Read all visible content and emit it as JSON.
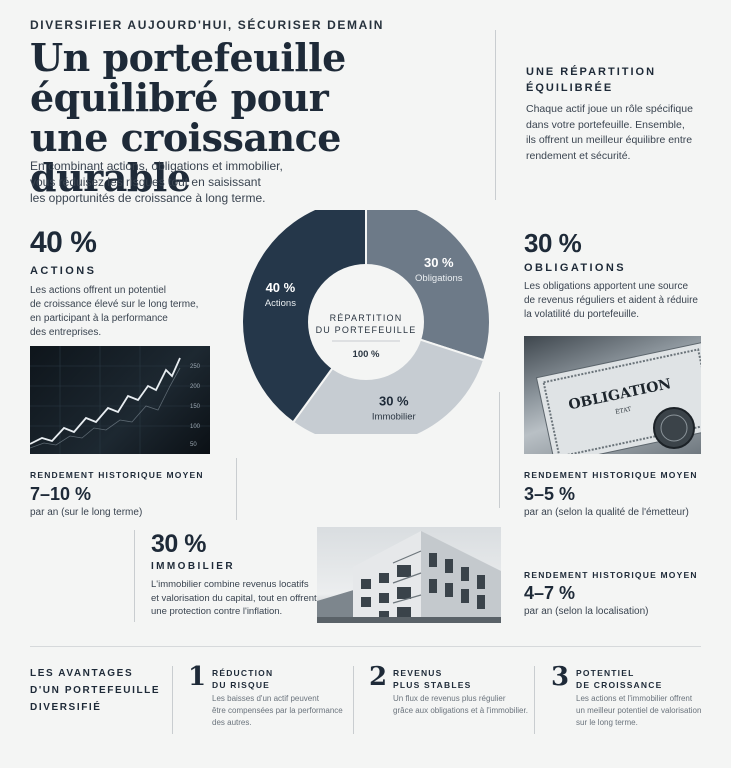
{
  "header": {
    "kicker": "DIVERSIFIER AUJOURD'HUI, SÉCURISER DEMAIN",
    "title_lines": [
      "Un portefeuille",
      "équilibré pour",
      "une croissance durable"
    ],
    "intro_lines": [
      "En combinant actions, obligations et immobilier,",
      "vous réduisez les risques tout en saisissant",
      "les opportunités de croissance à long terme."
    ]
  },
  "aside": {
    "heading_lines": [
      "UNE RÉPARTITION",
      "ÉQUILIBRÉE"
    ],
    "text_lines": [
      "Chaque actif joue un rôle spécifique",
      "dans votre portefeuille. Ensemble,",
      "ils offrent un meilleur équilibre entre",
      "rendement et sécurité."
    ]
  },
  "chart_data": {
    "type": "pie",
    "title": "",
    "center_lines": [
      "RÉPARTITION",
      "DU PORTEFEUILLE"
    ],
    "center_total": "100 %",
    "slices": [
      {
        "label": "Obligations",
        "value": 30,
        "value_label": "30 %",
        "color": "#6d7a88"
      },
      {
        "label": "Immobilier",
        "value": 30,
        "value_label": "30 %",
        "color": "#c6ccd2"
      },
      {
        "label": "Actions",
        "value": 40,
        "value_label": "40 %",
        "color": "#25374a"
      }
    ]
  },
  "actions": {
    "percent": "40 %",
    "label": "ACTIONS",
    "text_lines": [
      "Les actions offrent un potentiel",
      "de croissance élevé sur le long terme,",
      "en participant à la performance",
      "des entreprises."
    ],
    "yield_heading": "RENDEMENT HISTORIQUE MOYEN",
    "yield": "7–10 %",
    "yield_note": "par an (sur le long terme)"
  },
  "obligations": {
    "percent": "30 %",
    "label": "OBLIGATIONS",
    "text_lines": [
      "Les obligations apportent une source",
      "de revenus réguliers et aident à réduire",
      "la volatilité du portefeuille."
    ],
    "photo_text": [
      "OBLIGATION",
      "ÉTAT"
    ],
    "yield_heading": "RENDEMENT HISTORIQUE MOYEN",
    "yield": "3–5 %",
    "yield_note": "par an (selon la qualité de l'émetteur)"
  },
  "immobilier": {
    "percent": "30 %",
    "label": "IMMOBILIER",
    "text_lines": [
      "L'immobilier combine revenus locatifs",
      "et valorisation du capital, tout en offrent",
      "une protection contre l'inflation."
    ],
    "yield_heading": "RENDEMENT HISTORIQUE MOYEN",
    "yield": "4–7 %",
    "yield_note": "par an (selon la localisation)"
  },
  "benefits": {
    "heading_lines": [
      "LES AVANTAGES",
      "D'UN PORTEFEUILLE",
      "DIVERSIFIÉ"
    ],
    "items": [
      {
        "number": "1",
        "title_lines": [
          "RÉDUCTION",
          "DU RISQUE"
        ],
        "text_lines": [
          "Les baisses d'un actif peuvent",
          "être compensées par la performance",
          "des autres."
        ]
      },
      {
        "number": "2",
        "title_lines": [
          "REVENUS",
          "PLUS STABLES"
        ],
        "text_lines": [
          "Un flux de revenus plus régulier",
          "grâce aux obligations et à l'immobilier."
        ]
      },
      {
        "number": "3",
        "title_lines": [
          "POTENTIEL",
          "DE CROISSANCE"
        ],
        "text_lines": [
          "Les actions et l'immobilier offrent",
          "un meilleur potentiel de valorisation",
          "sur le long terme."
        ]
      }
    ]
  },
  "chart_ticks": [
    "250",
    "200",
    "150",
    "100",
    "50"
  ],
  "colors": {
    "ink": "#1e2a38",
    "bg": "#f4f5f4",
    "accent_dark": "#25374a",
    "accent_mid": "#6d7a88",
    "accent_light": "#c6ccd2"
  }
}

WORK TO BE COMPLETED
Reproduce the whole listing above word for word, but not its pictures.

EXERCISE ANSWER
Read all visible content and emit it as JSON.
{
  "header": {
    "kicker": "DIVERSIFIER AUJOURD'HUI, SÉCURISER DEMAIN",
    "title_lines": [
      "Un portefeuille",
      "équilibré pour",
      "une croissance durable"
    ],
    "intro_lines": [
      "En combinant actions, obligations et immobilier,",
      "vous réduisez les risques tout en saisissant",
      "les opportunités de croissance à long terme."
    ]
  },
  "aside": {
    "heading_lines": [
      "UNE RÉPARTITION",
      "ÉQUILIBRÉE"
    ],
    "text_lines": [
      "Chaque actif joue un rôle spécifique",
      "dans votre portefeuille. Ensemble,",
      "ils offrent un meilleur équilibre entre",
      "rendement et sécurité."
    ]
  },
  "chart_data": {
    "type": "pie",
    "title": "",
    "center_lines": [
      "RÉPARTITION",
      "DU PORTEFEUILLE"
    ],
    "center_total": "100 %",
    "slices": [
      {
        "label": "Obligations",
        "value": 30,
        "value_label": "30 %",
        "color": "#6d7a88"
      },
      {
        "label": "Immobilier",
        "value": 30,
        "value_label": "30 %",
        "color": "#c6ccd2"
      },
      {
        "label": "Actions",
        "value": 40,
        "value_label": "40 %",
        "color": "#25374a"
      }
    ]
  },
  "actions": {
    "percent": "40 %",
    "label": "ACTIONS",
    "text_lines": [
      "Les actions offrent un potentiel",
      "de croissance élevé sur le long terme,",
      "en participant à la performance",
      "des entreprises."
    ],
    "yield_heading": "RENDEMENT HISTORIQUE MOYEN",
    "yield": "7–10 %",
    "yield_note": "par an (sur le long terme)"
  },
  "obligations": {
    "percent": "30 %",
    "label": "OBLIGATIONS",
    "text_lines": [
      "Les obligations apportent une source",
      "de revenus réguliers et aident à réduire",
      "la volatilité du portefeuille."
    ],
    "photo_text": [
      "OBLIGATION",
      "ÉTAT"
    ],
    "yield_heading": "RENDEMENT HISTORIQUE MOYEN",
    "yield": "3–5 %",
    "yield_note": "par an (selon la qualité de l'émetteur)"
  },
  "immobilier": {
    "percent": "30 %",
    "label": "IMMOBILIER",
    "text_lines": [
      "L'immobilier combine revenus locatifs",
      "et valorisation du capital, tout en offrent",
      "une protection contre l'inflation."
    ],
    "yield_heading": "RENDEMENT HISTORIQUE MOYEN",
    "yield": "4–7 %",
    "yield_note": "par an (selon la localisation)"
  },
  "benefits": {
    "heading_lines": [
      "LES AVANTAGES",
      "D'UN PORTEFEUILLE",
      "DIVERSIFIÉ"
    ],
    "items": [
      {
        "number": "1",
        "title_lines": [
          "RÉDUCTION",
          "DU RISQUE"
        ],
        "text_lines": [
          "Les baisses d'un actif peuvent",
          "être compensées par la performance",
          "des autres."
        ]
      },
      {
        "number": "2",
        "title_lines": [
          "REVENUS",
          "PLUS STABLES"
        ],
        "text_lines": [
          "Un flux de revenus plus régulier",
          "grâce aux obligations et à l'immobilier."
        ]
      },
      {
        "number": "3",
        "title_lines": [
          "POTENTIEL",
          "DE CROISSANCE"
        ],
        "text_lines": [
          "Les actions et l'immobilier offrent",
          "un meilleur potentiel de valorisation",
          "sur le long terme."
        ]
      }
    ]
  },
  "chart_ticks": [
    "250",
    "200",
    "150",
    "100",
    "50"
  ],
  "colors": {
    "ink": "#1e2a38",
    "bg": "#f4f5f4",
    "accent_dark": "#25374a",
    "accent_mid": "#6d7a88",
    "accent_light": "#c6ccd2"
  }
}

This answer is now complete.